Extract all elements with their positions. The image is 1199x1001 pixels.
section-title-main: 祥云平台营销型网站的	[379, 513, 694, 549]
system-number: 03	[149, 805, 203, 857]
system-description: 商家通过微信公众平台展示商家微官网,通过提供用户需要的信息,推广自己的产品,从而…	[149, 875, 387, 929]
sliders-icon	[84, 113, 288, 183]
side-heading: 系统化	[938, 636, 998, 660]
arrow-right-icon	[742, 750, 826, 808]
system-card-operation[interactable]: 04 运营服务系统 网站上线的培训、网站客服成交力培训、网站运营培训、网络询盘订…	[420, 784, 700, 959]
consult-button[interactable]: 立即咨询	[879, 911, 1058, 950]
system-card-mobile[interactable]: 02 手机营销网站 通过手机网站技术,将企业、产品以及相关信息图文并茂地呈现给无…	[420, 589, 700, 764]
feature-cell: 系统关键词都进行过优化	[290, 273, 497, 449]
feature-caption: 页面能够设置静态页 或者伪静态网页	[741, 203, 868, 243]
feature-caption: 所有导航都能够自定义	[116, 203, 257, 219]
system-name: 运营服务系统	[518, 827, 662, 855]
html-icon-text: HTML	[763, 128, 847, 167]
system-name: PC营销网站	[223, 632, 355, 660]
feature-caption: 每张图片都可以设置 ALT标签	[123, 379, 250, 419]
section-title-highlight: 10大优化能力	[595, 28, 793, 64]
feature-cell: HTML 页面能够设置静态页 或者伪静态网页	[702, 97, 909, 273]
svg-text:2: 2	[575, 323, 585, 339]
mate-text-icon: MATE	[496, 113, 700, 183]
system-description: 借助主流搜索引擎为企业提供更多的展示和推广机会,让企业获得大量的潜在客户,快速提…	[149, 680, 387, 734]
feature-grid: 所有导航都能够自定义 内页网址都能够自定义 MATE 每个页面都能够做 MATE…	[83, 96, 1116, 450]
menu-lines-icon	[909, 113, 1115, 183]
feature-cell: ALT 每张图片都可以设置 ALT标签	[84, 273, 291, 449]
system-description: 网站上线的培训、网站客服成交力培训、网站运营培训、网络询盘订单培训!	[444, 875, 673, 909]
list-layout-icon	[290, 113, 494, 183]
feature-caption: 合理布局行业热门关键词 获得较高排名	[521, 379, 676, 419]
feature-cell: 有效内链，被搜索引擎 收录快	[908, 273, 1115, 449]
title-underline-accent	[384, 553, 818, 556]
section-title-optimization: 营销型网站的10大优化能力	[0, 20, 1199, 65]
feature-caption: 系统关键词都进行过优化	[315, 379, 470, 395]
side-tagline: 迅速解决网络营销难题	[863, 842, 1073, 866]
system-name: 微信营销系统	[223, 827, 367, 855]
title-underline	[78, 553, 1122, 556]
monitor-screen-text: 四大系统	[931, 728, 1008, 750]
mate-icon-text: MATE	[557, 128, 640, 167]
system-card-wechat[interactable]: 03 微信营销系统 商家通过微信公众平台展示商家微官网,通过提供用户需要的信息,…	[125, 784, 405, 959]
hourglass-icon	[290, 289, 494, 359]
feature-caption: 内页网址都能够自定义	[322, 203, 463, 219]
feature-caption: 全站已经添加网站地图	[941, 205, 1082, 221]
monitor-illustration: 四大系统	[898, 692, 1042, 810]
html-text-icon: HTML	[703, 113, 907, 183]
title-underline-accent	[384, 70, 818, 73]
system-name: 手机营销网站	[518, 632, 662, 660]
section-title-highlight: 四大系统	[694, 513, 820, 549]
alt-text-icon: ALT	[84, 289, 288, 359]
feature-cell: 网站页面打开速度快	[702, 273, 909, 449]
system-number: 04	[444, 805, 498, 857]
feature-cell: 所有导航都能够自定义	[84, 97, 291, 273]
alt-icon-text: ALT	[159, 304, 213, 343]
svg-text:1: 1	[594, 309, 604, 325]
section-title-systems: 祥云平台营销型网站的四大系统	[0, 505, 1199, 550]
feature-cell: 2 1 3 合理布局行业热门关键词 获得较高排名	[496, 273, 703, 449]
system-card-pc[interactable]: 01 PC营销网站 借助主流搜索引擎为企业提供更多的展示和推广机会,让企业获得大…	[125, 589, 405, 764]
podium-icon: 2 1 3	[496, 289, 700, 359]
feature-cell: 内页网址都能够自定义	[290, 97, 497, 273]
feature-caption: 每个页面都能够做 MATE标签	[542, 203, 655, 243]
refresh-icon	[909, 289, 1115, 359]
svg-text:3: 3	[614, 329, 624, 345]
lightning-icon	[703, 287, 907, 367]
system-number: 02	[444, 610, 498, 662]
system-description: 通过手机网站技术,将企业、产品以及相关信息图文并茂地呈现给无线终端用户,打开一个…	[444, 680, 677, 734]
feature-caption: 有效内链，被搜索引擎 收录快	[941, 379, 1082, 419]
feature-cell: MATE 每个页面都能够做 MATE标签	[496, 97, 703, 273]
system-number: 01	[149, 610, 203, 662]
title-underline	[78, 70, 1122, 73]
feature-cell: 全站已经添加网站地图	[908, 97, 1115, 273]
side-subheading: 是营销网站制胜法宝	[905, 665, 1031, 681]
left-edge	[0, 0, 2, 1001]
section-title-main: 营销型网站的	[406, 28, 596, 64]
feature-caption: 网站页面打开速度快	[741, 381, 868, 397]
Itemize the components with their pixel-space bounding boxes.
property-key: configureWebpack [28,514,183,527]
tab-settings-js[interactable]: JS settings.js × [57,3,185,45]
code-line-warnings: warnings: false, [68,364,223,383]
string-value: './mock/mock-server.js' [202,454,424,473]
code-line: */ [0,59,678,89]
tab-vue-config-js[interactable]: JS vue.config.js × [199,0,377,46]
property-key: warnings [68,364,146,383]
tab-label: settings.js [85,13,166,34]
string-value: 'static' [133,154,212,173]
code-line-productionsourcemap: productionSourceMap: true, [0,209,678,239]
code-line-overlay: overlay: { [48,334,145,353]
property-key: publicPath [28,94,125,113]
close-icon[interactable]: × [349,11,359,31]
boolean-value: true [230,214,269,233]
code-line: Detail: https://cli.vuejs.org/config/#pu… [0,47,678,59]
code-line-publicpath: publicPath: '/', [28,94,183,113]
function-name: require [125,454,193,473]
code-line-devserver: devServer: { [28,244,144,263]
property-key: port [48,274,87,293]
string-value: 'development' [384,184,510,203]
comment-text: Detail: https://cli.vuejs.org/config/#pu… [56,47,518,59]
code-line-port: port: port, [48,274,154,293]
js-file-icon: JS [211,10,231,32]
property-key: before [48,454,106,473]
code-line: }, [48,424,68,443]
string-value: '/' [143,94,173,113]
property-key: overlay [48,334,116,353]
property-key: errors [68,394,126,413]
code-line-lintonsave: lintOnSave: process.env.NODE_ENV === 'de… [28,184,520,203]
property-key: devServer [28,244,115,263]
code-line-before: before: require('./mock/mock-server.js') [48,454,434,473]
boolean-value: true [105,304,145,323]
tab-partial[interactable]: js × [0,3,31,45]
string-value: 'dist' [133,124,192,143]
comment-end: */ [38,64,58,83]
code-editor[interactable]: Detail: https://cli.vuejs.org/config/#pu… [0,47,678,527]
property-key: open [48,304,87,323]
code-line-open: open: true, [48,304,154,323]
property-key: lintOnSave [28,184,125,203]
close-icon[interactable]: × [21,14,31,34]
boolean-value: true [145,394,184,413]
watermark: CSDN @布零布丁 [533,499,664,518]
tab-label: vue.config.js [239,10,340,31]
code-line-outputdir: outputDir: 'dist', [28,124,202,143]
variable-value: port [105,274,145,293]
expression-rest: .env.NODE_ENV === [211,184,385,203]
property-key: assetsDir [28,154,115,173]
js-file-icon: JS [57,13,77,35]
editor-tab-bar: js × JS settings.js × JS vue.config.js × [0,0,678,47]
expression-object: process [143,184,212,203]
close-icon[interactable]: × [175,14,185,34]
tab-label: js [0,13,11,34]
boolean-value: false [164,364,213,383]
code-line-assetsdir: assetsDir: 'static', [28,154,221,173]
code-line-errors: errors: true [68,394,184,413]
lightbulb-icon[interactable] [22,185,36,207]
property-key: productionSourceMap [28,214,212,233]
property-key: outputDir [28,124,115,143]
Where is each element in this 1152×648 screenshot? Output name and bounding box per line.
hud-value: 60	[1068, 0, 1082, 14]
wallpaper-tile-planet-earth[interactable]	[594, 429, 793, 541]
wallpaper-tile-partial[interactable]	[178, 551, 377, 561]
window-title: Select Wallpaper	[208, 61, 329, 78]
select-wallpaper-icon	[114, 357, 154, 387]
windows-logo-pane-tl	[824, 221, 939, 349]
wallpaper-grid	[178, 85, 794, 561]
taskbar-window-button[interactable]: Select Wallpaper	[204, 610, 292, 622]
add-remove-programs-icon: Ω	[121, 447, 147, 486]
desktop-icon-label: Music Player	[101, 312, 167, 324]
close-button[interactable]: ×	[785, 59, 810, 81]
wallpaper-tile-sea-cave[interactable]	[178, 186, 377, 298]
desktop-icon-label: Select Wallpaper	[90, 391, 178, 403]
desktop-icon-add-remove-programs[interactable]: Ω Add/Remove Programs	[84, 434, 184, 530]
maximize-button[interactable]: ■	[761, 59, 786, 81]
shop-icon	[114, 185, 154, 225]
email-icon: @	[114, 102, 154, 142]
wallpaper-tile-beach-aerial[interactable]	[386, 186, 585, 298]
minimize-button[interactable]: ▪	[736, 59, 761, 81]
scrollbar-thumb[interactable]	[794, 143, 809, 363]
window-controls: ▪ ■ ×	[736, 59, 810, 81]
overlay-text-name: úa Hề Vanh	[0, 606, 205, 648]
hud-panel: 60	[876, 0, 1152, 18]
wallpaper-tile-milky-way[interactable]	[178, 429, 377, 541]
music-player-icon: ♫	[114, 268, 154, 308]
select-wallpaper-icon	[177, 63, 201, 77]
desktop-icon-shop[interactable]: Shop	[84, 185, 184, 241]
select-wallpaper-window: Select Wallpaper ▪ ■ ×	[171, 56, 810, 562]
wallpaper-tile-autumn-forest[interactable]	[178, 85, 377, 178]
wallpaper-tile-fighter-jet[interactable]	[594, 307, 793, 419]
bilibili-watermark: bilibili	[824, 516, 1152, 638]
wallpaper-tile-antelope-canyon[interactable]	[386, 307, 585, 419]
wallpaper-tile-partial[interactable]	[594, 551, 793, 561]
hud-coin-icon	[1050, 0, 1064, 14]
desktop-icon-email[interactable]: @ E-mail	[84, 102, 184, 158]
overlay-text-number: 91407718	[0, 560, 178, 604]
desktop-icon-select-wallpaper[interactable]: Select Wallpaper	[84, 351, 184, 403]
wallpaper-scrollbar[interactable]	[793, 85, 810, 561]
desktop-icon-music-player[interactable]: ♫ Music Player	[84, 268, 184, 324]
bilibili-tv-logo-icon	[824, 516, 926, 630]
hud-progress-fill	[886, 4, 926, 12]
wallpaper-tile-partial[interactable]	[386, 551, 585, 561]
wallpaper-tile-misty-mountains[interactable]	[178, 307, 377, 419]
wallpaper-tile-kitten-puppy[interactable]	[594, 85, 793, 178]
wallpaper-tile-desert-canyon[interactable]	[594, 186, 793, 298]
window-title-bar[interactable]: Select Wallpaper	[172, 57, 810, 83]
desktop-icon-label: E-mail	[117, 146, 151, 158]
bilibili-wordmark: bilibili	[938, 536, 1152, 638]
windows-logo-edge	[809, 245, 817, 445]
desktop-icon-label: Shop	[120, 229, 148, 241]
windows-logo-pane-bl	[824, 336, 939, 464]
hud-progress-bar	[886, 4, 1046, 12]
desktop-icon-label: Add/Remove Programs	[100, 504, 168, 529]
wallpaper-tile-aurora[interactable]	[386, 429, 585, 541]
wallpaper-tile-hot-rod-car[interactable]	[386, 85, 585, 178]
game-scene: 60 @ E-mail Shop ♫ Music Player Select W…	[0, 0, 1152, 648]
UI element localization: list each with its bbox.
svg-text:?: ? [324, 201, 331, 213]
========
Give back the lines from the start of the records through the line containing "feature-grid: 所有导航都能够自定义 内页网址都能够自定义", changing every "feature-caption" to "feature-label" and leaving everything else the same.

Extract all elements with their positions. The image is 1199x1001 pixels.
section-title-main: 祥云平台营销型网站的	[379, 513, 694, 549]
system-number: 03	[149, 805, 203, 857]
system-description: 商家通过微信公众平台展示商家微官网,通过提供用户需要的信息,推广自己的产品,从而…	[149, 875, 387, 929]
sliders-icon	[84, 113, 288, 183]
side-heading: 系统化	[938, 636, 998, 660]
arrow-right-icon	[742, 750, 826, 808]
system-card-operation[interactable]: 04 运营服务系统 网站上线的培训、网站客服成交力培训、网站运营培训、网络询盘订…	[420, 784, 700, 959]
consult-button[interactable]: 立即咨询	[879, 911, 1058, 950]
system-card-mobile[interactable]: 02 手机营销网站 通过手机网站技术,将企业、产品以及相关信息图文并茂地呈现给无…	[420, 589, 700, 764]
feature-cell: 系统关键词都进行过优化	[290, 273, 497, 449]
feature-label: 页面能够设置静态页 或者伪静态网页	[741, 203, 868, 243]
feature-label: 所有导航都能够自定义	[116, 203, 257, 219]
system-name: 运营服务系统	[518, 827, 662, 855]
html-icon-text: HTML	[763, 128, 847, 167]
system-name: PC营销网站	[223, 632, 355, 660]
feature-label: 每张图片都可以设置 ALT标签	[123, 379, 250, 419]
section-title-highlight: 10大优化能力	[595, 28, 793, 64]
feature-cell: HTML 页面能够设置静态页 或者伪静态网页	[702, 97, 909, 273]
svg-text:2: 2	[575, 323, 585, 339]
mate-text-icon: MATE	[496, 113, 700, 183]
system-description: 借助主流搜索引擎为企业提供更多的展示和推广机会,让企业获得大量的潜在客户,快速提…	[149, 680, 387, 734]
feature-grid: 所有导航都能够自定义 内页网址都能够自定义 MATE 每个页面都能够做 MATE…	[83, 96, 1116, 450]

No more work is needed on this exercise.